Description of the task → Convert the items from the line with "Segment this screenshot: for" up to and including the line with "data-label: 4 <box>577 409 589 431</box>" into a two-column CSV with the headers instruction and response. Give one row per item, with its text and its answer each in a single quoted field, line breaks replaced by spaces, and the pictures left out.

Raw records →
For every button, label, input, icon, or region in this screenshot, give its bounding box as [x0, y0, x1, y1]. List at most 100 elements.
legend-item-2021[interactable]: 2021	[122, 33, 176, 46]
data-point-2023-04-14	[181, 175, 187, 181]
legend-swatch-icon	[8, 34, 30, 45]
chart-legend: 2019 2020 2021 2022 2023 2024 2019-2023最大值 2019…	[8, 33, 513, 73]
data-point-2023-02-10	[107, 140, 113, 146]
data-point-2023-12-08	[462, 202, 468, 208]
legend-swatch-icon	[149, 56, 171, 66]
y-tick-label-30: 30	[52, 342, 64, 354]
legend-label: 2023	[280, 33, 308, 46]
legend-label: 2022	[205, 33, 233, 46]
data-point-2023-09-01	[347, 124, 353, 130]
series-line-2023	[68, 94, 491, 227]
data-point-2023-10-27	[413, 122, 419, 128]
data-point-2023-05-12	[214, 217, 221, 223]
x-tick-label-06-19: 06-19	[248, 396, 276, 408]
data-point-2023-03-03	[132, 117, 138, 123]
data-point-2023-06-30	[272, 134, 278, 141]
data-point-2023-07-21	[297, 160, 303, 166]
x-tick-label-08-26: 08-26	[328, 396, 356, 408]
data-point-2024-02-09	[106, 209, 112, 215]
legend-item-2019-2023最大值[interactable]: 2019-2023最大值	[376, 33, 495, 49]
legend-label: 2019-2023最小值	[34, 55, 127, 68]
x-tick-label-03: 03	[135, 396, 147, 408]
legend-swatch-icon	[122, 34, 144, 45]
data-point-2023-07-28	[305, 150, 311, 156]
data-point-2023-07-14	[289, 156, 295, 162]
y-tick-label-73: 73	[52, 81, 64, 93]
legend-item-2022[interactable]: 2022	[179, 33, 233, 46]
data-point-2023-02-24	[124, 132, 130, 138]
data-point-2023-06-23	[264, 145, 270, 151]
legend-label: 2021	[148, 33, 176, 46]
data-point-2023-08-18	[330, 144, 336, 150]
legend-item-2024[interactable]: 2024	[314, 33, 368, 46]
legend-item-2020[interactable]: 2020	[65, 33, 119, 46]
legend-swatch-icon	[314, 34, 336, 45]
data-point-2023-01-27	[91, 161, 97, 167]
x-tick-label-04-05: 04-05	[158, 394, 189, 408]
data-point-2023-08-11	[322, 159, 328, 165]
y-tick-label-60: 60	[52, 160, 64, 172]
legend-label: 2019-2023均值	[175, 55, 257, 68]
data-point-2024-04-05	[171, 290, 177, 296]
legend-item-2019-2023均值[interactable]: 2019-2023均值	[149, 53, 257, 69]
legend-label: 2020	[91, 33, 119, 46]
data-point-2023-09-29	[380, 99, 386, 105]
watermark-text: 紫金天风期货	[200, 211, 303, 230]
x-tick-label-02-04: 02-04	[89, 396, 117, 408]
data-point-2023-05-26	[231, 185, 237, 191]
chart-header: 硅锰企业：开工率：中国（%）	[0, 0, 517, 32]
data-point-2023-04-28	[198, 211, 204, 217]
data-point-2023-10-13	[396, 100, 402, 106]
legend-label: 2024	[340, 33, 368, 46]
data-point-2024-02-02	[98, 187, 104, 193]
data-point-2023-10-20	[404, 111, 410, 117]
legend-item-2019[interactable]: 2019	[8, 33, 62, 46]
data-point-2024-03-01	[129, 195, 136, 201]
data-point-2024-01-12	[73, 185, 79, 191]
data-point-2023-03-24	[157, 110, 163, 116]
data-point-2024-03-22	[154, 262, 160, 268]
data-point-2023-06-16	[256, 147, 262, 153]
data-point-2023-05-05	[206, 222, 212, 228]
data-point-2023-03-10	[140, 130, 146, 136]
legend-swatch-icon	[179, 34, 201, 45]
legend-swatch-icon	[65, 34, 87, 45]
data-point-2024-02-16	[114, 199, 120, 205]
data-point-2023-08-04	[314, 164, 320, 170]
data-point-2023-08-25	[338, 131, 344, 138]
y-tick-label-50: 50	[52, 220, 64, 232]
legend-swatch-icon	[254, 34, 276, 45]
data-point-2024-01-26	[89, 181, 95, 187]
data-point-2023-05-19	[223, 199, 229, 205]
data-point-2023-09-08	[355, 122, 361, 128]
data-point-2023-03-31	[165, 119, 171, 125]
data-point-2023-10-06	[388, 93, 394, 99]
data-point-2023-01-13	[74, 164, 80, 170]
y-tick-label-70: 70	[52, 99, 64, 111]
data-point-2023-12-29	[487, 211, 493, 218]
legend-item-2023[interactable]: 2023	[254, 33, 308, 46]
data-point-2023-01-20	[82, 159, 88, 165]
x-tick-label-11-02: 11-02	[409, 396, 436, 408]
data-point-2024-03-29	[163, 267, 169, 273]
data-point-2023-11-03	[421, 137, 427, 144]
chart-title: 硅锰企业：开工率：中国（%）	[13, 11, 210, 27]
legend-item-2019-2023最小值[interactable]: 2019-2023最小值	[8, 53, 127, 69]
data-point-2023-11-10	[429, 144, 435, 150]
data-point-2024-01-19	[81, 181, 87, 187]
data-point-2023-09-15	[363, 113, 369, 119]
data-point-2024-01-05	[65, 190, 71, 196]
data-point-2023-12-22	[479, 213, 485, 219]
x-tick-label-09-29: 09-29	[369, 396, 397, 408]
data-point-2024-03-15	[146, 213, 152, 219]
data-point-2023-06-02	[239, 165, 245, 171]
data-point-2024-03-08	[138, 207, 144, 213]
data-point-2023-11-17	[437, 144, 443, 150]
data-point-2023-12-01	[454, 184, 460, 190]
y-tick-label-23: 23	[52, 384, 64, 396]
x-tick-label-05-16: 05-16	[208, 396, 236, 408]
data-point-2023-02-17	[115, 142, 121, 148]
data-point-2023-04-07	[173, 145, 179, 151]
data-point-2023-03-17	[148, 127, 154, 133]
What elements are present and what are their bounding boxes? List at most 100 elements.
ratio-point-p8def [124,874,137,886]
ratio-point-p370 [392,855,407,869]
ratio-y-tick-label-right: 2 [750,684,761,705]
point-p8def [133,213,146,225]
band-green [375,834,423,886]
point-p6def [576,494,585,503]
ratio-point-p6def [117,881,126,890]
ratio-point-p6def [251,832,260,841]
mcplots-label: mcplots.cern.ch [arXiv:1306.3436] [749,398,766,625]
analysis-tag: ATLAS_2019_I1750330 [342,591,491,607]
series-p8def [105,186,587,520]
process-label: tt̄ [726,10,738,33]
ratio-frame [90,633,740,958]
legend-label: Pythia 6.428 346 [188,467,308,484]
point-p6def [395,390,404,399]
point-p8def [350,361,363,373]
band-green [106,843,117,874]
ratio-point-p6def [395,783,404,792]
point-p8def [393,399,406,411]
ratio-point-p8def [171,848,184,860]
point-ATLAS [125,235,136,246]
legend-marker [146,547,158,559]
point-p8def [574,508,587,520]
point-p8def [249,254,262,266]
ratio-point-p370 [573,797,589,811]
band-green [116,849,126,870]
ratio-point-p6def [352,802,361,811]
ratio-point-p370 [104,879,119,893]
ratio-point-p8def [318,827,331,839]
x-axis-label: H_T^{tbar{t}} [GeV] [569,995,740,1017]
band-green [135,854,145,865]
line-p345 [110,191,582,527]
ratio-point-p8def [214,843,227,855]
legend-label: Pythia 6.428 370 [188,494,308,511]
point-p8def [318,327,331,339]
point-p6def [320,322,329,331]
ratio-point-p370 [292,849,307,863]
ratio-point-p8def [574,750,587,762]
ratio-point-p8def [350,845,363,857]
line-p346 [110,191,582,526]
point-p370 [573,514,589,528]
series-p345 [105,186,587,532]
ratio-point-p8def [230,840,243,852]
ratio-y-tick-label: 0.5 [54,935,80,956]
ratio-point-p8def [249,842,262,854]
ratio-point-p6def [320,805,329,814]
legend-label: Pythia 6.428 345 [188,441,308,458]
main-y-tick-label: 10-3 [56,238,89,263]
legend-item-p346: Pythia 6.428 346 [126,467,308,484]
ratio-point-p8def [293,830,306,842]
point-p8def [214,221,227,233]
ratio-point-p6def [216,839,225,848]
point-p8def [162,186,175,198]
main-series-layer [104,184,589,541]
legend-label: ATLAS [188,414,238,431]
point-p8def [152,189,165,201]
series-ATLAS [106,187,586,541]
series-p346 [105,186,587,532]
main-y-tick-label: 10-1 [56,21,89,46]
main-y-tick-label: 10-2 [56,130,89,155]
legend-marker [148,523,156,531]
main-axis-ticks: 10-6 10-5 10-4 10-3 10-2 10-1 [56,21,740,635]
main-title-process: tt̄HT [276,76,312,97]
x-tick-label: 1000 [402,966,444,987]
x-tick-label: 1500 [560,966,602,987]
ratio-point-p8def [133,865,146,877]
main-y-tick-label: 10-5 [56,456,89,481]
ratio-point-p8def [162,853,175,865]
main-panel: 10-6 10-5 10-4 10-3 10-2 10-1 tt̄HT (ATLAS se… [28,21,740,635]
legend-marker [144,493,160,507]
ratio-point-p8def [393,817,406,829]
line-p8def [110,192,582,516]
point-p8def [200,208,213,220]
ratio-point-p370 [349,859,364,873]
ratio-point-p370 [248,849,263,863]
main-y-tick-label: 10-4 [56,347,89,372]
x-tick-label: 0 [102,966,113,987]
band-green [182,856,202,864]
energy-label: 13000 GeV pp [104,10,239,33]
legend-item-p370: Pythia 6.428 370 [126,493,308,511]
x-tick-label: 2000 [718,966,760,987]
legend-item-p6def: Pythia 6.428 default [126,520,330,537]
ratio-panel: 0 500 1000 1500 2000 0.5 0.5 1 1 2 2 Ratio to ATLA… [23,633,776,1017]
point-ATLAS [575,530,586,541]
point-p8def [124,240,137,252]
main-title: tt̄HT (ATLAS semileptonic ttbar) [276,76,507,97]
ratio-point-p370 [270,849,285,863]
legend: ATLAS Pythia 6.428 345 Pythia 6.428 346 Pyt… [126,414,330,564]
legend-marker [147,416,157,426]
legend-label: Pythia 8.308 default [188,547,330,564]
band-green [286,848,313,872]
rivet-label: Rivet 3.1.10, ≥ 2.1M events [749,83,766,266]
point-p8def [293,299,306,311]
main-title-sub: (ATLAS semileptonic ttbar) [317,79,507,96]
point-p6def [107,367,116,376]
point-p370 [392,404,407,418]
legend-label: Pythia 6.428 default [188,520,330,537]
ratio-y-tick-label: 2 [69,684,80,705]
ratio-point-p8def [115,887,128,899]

---

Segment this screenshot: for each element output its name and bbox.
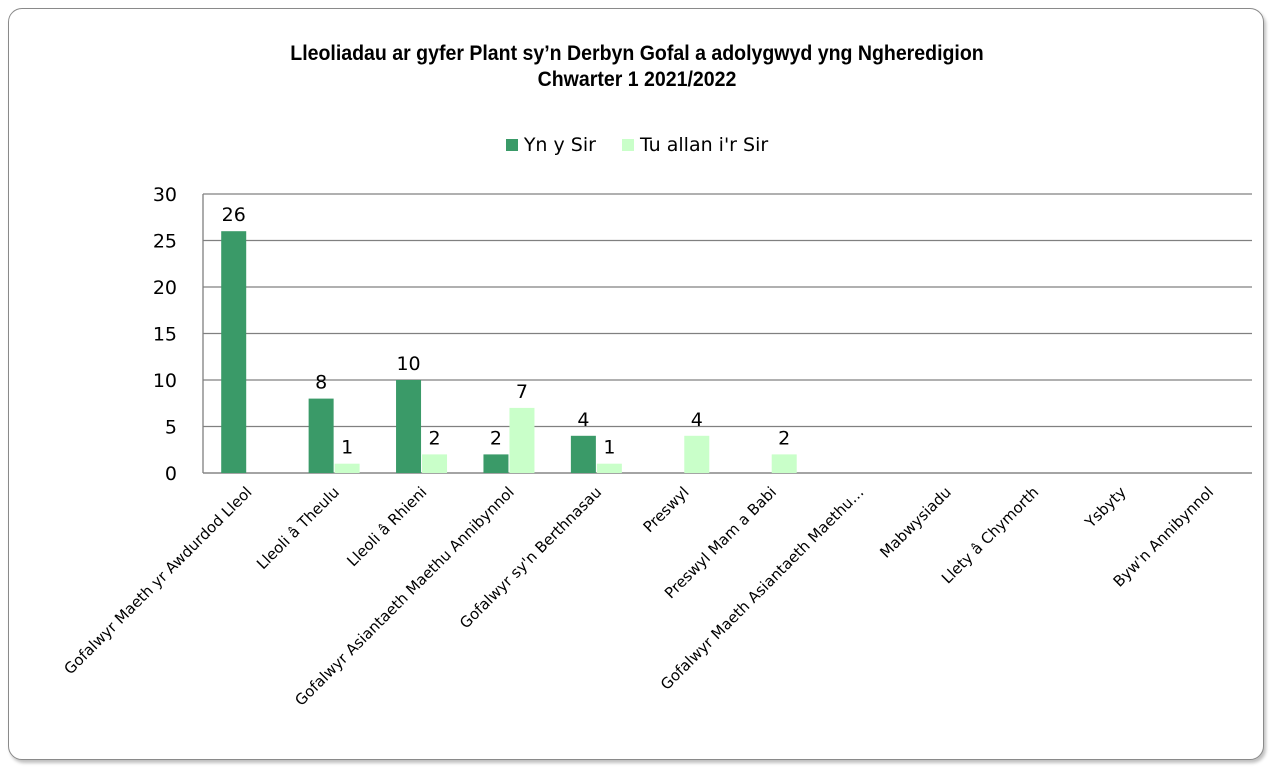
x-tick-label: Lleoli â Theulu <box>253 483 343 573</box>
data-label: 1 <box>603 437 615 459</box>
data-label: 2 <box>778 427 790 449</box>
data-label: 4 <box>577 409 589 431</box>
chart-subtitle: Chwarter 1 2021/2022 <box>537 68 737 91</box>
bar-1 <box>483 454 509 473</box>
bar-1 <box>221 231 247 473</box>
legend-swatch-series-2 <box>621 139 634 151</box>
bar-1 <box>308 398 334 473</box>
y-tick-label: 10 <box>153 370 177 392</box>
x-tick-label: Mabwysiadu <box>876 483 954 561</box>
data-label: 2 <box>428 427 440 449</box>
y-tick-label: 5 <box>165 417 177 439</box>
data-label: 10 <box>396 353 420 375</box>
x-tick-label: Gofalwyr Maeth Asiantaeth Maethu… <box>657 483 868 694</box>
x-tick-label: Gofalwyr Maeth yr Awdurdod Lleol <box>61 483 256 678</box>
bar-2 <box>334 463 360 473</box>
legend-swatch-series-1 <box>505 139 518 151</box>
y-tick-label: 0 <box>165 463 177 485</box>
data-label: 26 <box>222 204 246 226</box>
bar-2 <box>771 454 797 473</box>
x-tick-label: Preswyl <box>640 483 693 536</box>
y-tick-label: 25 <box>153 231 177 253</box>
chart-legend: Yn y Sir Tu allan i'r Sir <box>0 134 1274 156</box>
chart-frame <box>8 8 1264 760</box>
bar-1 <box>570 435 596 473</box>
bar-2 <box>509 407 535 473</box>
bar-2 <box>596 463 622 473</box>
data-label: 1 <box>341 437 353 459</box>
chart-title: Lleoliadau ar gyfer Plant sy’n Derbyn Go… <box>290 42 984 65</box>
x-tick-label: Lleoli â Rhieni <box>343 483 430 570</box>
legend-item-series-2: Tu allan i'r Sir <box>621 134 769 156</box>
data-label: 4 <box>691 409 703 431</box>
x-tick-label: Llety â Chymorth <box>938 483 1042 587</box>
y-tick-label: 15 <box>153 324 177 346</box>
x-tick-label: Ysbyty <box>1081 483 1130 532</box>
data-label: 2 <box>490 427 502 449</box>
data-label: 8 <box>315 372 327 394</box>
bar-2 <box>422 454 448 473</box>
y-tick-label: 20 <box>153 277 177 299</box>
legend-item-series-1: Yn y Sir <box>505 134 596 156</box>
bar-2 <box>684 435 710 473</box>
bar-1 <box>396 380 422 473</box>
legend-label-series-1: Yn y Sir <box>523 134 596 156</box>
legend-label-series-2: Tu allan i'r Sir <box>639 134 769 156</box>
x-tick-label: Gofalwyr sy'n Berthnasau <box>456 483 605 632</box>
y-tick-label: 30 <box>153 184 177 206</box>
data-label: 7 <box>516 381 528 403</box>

---

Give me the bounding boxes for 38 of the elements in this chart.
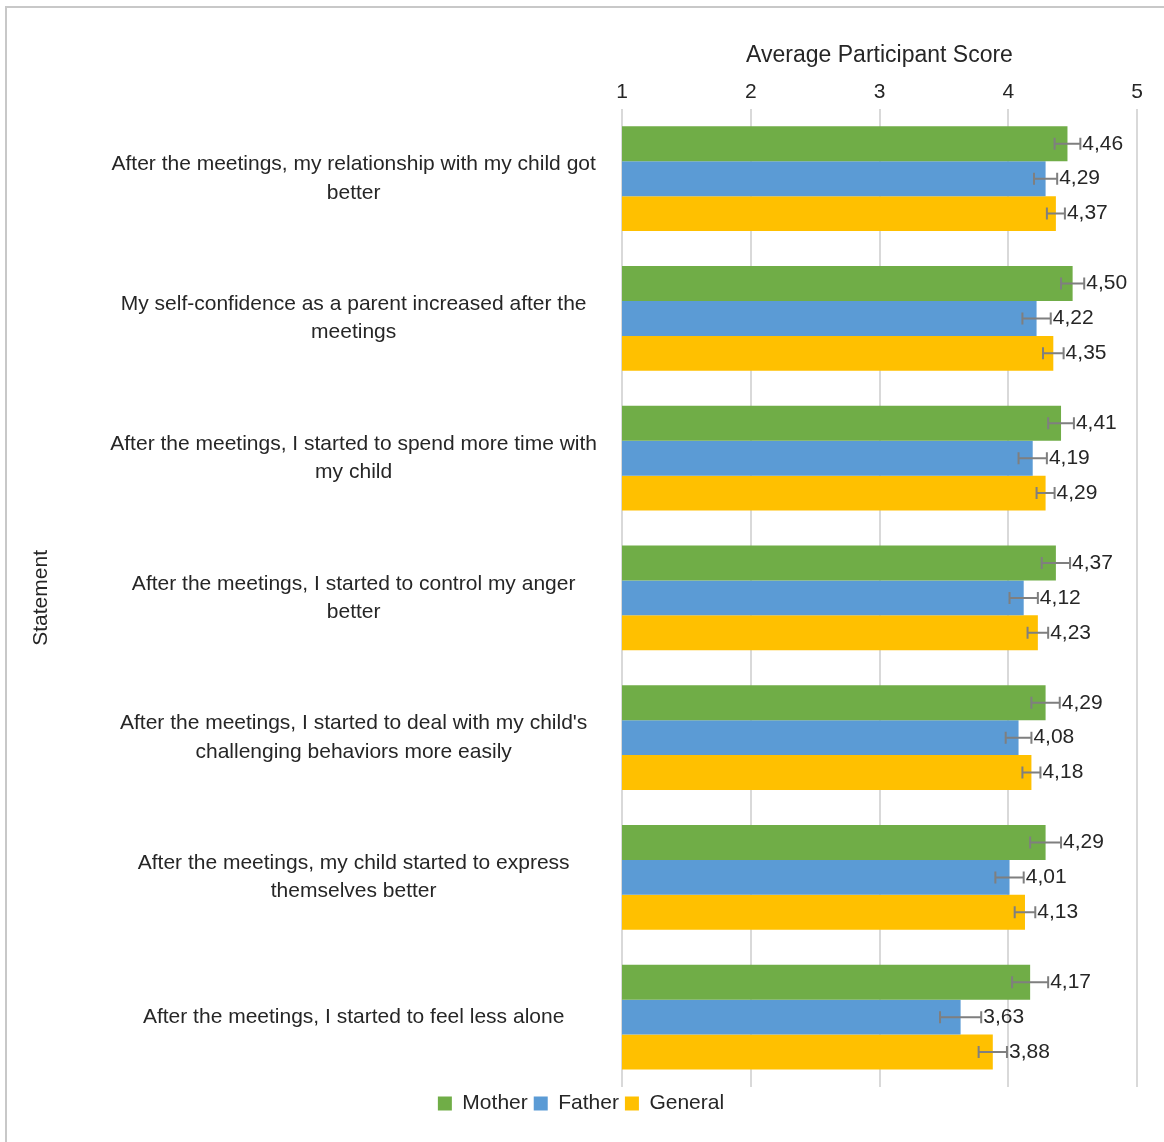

Result for this task →
instruction,response
"Segment this screenshot: for each element output its name and bbox.","x-tick-label: Lleoli â Theulu <box>253 483 343 573</box> data-label: 1 <box>603 437 615 459</box> data-label: 2 <box>778 427 790 449</box> data-label: 4 <box>577 409 589 431</box>"